(Element and coordinate records)
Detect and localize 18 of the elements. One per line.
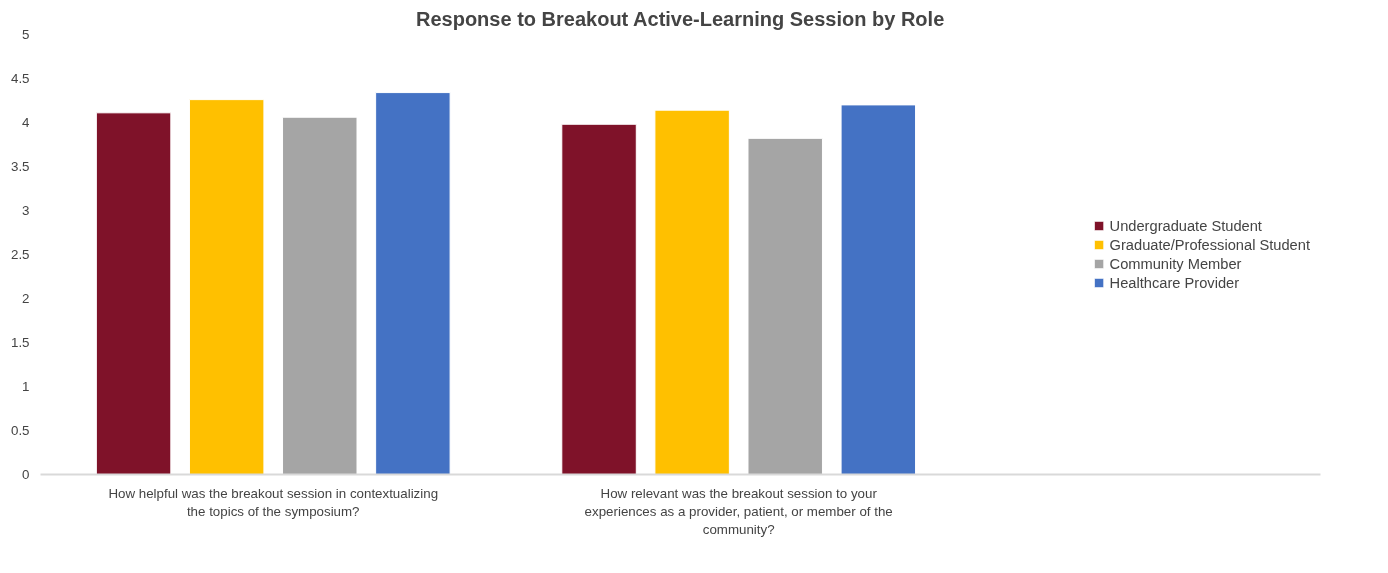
y-tick-label: 0: [22, 467, 30, 482]
y-tick-label: 3.5: [10, 159, 30, 174]
y-tick-label: 5: [22, 27, 30, 42]
x-tick-label: How relevant was the breakout session to your experiences as a provider, patient, or member of the community?: [584, 485, 893, 537]
y-tick-label: 0.5: [10, 423, 30, 438]
x-tick-label: How helpful was the breakout session in contextualizing the topics of the symposium?: [108, 485, 439, 519]
y-tick-label: 4.5: [10, 71, 30, 86]
y-tick-label: 2: [22, 291, 30, 306]
y-tick-label: 1: [22, 379, 30, 394]
legend-label: Graduate/Professional Student: [1109, 236, 1310, 253]
legend-label: Healthcare Provider: [1109, 274, 1240, 291]
y-tick-label: 3: [22, 203, 30, 218]
y-tick-label: 4: [22, 115, 31, 130]
y-tick-label: 2.5: [10, 247, 30, 262]
legend-label: Community Member: [1109, 255, 1242, 272]
chart-title: Response to Breakout Active-Learning Session by Role: [415, 7, 945, 30]
y-tick-label: 1.5: [10, 335, 30, 350]
legend-label: Undergraduate Student: [1109, 217, 1262, 234]
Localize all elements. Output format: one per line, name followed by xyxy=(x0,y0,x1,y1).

Given task: Output the lines of the listing from its start through the line containing "y-tick-label: 5: [22, 27, 30, 42]", inclusive, as a JSON list of strings with one string per line. Omit blank lines and leave the picture out.

Written answer:
[
  "Detect and localize 18 of the elements. One per line.",
  "y-tick-label: 0: [22, 467, 30, 482]",
  "y-tick-label: 3.5: [10, 159, 30, 174]",
  "y-tick-label: 5: [22, 27, 30, 42]"
]